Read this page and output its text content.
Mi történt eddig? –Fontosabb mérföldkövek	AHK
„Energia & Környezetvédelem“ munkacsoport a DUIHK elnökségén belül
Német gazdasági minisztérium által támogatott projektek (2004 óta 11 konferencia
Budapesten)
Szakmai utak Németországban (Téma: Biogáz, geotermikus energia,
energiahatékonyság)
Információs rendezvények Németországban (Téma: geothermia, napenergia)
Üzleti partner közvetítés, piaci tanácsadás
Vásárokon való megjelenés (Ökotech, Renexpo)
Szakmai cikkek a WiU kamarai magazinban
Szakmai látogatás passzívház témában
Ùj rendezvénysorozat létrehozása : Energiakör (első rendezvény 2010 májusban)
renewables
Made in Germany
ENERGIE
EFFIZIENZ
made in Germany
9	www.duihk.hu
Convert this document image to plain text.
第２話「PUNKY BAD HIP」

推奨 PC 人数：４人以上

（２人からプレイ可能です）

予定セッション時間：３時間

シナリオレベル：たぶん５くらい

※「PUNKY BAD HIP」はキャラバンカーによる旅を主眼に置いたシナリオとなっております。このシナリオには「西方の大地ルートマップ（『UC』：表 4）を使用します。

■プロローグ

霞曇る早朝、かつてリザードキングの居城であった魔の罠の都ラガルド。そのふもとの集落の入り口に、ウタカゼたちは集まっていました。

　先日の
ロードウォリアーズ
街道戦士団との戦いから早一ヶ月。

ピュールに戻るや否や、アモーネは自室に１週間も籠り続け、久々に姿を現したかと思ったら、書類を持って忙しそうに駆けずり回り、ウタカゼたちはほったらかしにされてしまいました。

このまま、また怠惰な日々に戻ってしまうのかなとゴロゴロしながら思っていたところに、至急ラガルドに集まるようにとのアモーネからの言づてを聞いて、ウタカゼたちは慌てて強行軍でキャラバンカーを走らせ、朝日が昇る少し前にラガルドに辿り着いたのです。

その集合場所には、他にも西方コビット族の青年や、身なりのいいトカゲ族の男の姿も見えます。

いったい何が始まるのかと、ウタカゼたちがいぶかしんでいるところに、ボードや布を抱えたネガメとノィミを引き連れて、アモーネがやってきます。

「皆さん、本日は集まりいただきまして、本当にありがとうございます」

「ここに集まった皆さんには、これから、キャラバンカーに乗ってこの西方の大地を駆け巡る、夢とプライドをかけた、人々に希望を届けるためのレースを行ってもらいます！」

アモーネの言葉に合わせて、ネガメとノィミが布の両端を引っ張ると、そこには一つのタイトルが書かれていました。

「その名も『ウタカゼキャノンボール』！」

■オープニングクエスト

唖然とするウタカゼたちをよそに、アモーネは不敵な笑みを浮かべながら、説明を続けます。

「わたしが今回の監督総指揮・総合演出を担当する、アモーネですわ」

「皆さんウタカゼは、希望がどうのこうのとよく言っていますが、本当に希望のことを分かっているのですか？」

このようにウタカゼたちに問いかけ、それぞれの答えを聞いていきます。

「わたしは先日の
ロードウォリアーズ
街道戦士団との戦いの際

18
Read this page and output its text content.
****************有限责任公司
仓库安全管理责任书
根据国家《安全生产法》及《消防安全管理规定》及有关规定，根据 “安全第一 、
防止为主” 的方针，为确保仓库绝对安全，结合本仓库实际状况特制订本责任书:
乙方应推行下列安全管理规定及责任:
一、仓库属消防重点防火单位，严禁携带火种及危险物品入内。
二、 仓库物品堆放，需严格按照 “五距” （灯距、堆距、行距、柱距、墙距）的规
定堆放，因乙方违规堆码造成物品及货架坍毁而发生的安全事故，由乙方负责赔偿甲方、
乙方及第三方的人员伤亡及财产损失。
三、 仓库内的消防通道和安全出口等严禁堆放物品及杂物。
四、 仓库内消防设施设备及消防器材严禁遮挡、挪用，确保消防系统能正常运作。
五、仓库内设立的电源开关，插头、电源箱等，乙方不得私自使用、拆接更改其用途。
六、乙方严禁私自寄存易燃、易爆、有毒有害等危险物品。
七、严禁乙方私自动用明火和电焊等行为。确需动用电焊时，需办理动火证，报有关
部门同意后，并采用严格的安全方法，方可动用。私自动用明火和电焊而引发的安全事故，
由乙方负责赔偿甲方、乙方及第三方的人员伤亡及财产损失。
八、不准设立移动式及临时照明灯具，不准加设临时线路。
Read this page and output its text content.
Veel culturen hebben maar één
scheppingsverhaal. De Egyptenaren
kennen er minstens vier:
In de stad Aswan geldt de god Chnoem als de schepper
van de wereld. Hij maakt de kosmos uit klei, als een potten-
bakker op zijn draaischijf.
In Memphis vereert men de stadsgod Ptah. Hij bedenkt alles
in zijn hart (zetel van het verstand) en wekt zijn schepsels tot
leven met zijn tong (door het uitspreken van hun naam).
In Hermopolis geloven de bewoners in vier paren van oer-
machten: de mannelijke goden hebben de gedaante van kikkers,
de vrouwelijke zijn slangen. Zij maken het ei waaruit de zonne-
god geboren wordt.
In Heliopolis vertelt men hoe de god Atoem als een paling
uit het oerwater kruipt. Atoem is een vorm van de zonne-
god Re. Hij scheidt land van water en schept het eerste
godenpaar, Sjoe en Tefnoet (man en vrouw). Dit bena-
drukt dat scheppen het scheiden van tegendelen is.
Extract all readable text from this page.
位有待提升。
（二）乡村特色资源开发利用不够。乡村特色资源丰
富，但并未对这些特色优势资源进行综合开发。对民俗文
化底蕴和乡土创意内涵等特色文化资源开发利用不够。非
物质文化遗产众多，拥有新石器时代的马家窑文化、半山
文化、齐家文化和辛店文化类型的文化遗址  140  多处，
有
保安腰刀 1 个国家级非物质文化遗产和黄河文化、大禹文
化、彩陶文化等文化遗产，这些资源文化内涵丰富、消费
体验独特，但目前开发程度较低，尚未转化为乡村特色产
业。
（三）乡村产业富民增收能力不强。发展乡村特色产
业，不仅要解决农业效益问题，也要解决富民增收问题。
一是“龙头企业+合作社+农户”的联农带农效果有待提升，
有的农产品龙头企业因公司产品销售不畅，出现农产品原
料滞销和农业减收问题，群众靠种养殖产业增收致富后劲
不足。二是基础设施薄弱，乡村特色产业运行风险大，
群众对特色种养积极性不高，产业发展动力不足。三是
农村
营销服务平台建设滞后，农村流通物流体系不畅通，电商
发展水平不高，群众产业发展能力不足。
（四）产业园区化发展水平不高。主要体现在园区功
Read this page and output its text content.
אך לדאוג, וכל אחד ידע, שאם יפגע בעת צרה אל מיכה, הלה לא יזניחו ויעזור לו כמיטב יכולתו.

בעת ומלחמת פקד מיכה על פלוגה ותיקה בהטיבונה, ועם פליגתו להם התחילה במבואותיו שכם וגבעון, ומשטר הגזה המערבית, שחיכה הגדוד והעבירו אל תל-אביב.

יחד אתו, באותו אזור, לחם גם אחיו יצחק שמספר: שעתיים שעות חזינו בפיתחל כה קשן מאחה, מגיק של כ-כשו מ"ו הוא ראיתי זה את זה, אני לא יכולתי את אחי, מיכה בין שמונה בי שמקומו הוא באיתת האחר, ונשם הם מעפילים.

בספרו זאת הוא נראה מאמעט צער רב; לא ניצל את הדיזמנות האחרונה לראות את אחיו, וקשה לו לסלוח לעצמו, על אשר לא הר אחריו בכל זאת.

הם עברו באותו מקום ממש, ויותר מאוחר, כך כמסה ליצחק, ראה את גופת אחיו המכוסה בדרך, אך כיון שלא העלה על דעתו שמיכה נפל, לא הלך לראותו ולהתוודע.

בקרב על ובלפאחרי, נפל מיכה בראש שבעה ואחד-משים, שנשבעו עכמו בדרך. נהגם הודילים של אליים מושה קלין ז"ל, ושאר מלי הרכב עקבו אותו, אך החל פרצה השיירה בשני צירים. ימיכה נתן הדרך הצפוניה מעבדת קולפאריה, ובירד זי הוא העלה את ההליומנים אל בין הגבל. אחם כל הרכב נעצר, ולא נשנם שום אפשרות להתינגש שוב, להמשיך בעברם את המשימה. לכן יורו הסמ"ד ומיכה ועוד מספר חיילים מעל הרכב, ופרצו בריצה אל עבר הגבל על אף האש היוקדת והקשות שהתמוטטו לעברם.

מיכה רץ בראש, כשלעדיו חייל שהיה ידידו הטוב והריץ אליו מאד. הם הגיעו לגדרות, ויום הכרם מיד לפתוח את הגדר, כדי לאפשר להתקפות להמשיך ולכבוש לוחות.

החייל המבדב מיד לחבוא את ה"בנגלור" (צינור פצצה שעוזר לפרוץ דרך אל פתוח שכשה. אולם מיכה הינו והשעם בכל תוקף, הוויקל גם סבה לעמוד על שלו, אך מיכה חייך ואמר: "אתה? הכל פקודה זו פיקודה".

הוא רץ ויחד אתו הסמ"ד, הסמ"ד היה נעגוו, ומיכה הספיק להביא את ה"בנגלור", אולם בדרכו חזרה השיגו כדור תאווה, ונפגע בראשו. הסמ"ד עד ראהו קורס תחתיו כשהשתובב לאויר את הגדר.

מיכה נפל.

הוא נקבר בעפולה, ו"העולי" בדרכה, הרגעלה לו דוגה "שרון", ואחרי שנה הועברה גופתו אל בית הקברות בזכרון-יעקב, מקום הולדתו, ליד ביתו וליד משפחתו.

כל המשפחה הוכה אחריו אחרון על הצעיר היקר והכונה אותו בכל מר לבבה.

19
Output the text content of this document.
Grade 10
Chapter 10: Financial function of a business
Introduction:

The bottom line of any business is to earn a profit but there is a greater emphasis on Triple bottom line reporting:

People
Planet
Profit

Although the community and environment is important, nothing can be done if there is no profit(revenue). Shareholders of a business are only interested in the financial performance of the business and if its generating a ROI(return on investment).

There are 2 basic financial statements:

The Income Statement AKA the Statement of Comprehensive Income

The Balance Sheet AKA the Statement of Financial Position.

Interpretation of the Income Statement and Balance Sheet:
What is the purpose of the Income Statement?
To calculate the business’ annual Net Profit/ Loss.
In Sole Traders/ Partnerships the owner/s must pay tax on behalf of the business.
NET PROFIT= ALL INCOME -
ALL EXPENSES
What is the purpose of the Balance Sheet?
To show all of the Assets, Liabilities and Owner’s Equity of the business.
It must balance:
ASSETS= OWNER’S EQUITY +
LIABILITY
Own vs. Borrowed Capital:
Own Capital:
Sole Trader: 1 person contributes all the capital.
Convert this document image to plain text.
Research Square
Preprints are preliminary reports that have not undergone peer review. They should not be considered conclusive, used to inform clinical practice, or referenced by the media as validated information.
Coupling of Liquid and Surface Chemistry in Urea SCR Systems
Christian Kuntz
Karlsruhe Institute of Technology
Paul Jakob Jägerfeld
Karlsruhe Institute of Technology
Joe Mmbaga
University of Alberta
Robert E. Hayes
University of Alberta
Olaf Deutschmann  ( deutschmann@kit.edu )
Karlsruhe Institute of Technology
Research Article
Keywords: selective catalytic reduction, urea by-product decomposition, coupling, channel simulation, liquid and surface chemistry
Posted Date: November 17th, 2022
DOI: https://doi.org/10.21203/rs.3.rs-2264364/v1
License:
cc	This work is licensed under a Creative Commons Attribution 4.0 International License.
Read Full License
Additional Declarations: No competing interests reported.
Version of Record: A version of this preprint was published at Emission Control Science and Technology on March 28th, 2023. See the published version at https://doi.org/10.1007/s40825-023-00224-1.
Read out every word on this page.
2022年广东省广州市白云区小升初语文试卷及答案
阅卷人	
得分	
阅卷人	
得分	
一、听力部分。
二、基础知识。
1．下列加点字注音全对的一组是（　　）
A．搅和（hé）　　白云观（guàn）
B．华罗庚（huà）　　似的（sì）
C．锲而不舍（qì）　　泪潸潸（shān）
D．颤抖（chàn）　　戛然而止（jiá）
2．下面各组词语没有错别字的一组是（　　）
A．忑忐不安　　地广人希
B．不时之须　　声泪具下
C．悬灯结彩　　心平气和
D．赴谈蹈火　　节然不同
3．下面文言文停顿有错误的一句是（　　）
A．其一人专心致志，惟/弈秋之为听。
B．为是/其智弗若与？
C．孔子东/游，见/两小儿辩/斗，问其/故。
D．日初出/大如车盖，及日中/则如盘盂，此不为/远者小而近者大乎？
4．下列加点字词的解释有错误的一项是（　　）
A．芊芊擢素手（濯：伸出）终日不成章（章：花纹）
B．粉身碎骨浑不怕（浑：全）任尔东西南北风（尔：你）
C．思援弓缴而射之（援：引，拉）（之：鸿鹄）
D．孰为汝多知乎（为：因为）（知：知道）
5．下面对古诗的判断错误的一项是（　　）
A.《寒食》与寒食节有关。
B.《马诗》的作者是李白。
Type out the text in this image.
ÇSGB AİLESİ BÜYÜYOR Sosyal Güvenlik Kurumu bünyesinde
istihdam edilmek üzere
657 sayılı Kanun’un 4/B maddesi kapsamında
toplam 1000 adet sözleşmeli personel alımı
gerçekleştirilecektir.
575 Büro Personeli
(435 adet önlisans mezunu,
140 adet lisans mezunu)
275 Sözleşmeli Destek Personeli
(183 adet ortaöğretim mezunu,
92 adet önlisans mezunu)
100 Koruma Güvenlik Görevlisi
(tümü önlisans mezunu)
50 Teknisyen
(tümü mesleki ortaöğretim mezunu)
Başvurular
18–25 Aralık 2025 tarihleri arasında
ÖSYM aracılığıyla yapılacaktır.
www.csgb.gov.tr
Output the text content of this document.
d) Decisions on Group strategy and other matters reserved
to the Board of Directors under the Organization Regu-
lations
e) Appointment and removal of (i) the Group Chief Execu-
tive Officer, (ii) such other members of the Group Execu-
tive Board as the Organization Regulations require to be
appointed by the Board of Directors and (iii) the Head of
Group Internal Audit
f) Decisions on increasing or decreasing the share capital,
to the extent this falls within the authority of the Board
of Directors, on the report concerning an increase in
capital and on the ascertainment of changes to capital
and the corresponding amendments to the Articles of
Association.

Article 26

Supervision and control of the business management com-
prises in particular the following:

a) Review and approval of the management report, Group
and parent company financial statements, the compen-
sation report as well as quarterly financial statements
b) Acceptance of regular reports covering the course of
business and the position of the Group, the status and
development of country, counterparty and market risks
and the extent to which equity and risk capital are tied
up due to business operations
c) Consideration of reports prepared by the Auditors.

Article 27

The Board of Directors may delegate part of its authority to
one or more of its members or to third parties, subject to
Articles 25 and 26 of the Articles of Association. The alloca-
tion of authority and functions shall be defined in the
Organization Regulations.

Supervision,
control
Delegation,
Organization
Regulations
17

-----

[Work to do]: Within the listing above, find every line containing the string "zonne" and return it.

[Output]:
de vrouwelijke zijn slangen. Zij maken het ei waaruit de zonne-
uit het oerwater kruipt. Atoem is een vorm van de zonne-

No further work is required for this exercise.